>> Start

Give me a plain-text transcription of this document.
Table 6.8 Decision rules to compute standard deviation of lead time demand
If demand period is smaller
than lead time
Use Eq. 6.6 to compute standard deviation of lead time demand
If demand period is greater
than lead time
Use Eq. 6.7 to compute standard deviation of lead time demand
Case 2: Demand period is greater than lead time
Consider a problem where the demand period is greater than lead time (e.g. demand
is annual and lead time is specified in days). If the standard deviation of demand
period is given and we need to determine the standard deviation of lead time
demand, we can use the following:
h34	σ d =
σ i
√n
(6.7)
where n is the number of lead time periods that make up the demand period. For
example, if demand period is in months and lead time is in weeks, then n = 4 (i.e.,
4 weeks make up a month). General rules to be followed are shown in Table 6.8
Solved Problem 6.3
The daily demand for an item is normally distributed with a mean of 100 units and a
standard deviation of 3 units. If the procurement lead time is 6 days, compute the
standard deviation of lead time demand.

>> End
>> Start

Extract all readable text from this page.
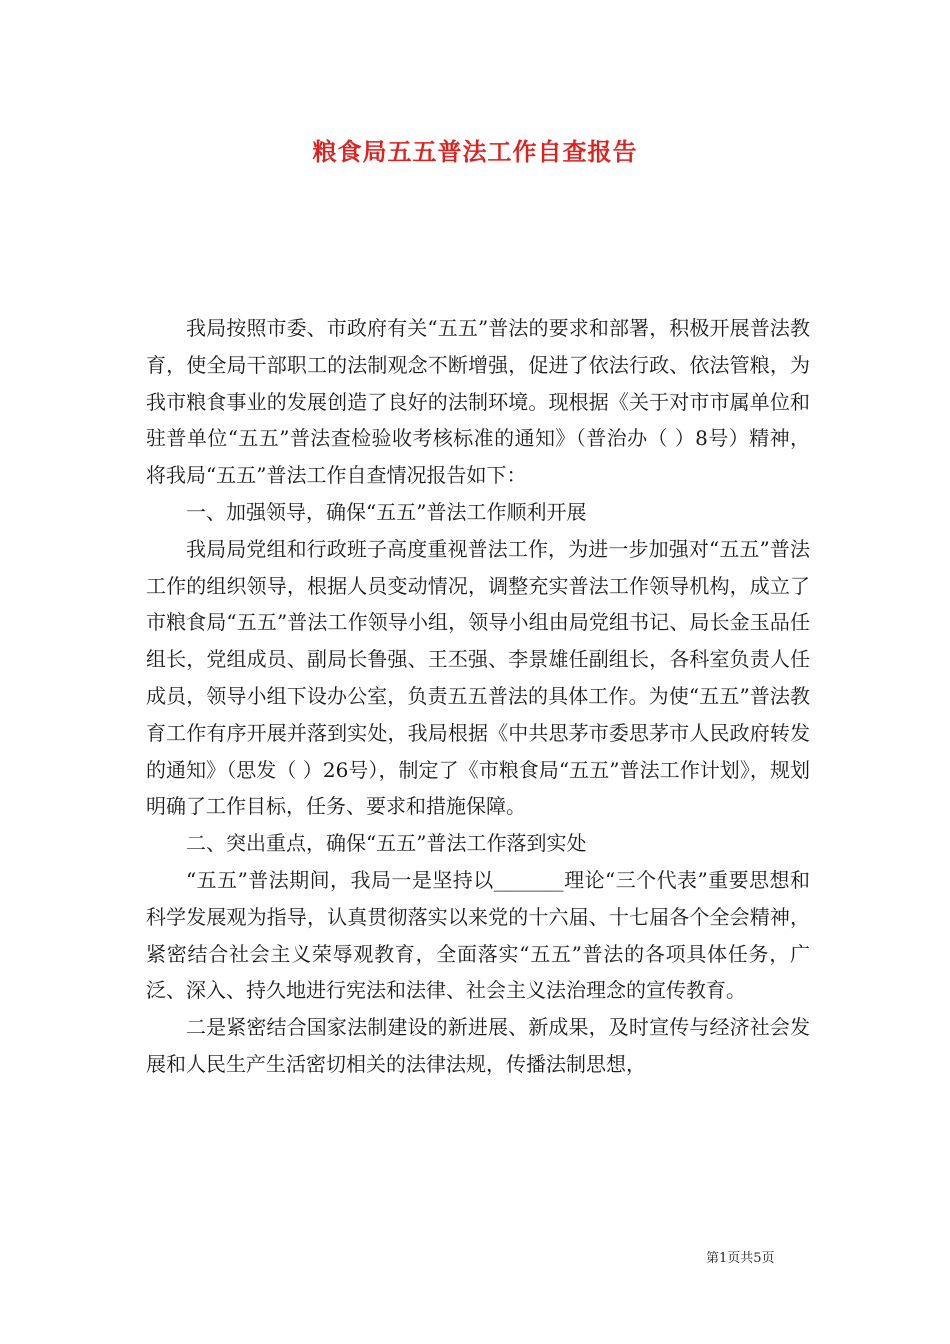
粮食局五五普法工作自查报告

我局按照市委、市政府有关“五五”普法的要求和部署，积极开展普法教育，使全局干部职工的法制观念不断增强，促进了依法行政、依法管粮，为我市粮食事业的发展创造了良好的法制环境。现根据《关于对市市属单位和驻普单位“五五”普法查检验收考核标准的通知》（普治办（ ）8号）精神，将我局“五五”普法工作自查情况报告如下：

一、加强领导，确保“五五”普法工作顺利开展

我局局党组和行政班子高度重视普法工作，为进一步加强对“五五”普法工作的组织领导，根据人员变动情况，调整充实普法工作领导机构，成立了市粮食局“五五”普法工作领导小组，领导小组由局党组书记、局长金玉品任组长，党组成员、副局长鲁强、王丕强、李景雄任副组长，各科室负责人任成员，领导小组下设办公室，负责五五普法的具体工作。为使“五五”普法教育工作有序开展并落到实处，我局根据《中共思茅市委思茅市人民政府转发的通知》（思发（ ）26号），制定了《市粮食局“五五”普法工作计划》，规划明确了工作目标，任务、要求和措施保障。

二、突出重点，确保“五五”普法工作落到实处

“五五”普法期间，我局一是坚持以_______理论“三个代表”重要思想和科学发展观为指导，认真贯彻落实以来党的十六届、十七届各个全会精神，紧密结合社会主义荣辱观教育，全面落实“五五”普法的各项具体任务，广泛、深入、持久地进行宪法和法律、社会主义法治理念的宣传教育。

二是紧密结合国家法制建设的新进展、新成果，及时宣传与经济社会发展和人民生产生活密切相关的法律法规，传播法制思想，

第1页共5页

>> End

Pull out every line in the material above where "deviation" occurs.

RESULT OF THE EXERCISE »
Table 6.8 Decision rules to compute standard deviation of lead time demand
Use Eq. 6.6 to compute standard deviation of lead time demand
Use Eq. 6.7 to compute standard deviation of lead time demand
is annual and lead time is specified in days). If the standard deviation of demand
period is given and we need to determine the standard deviation of lead time
standard deviation of 3 units. If the procurement lead time is 6 days, compute the
standard deviation of lead time demand.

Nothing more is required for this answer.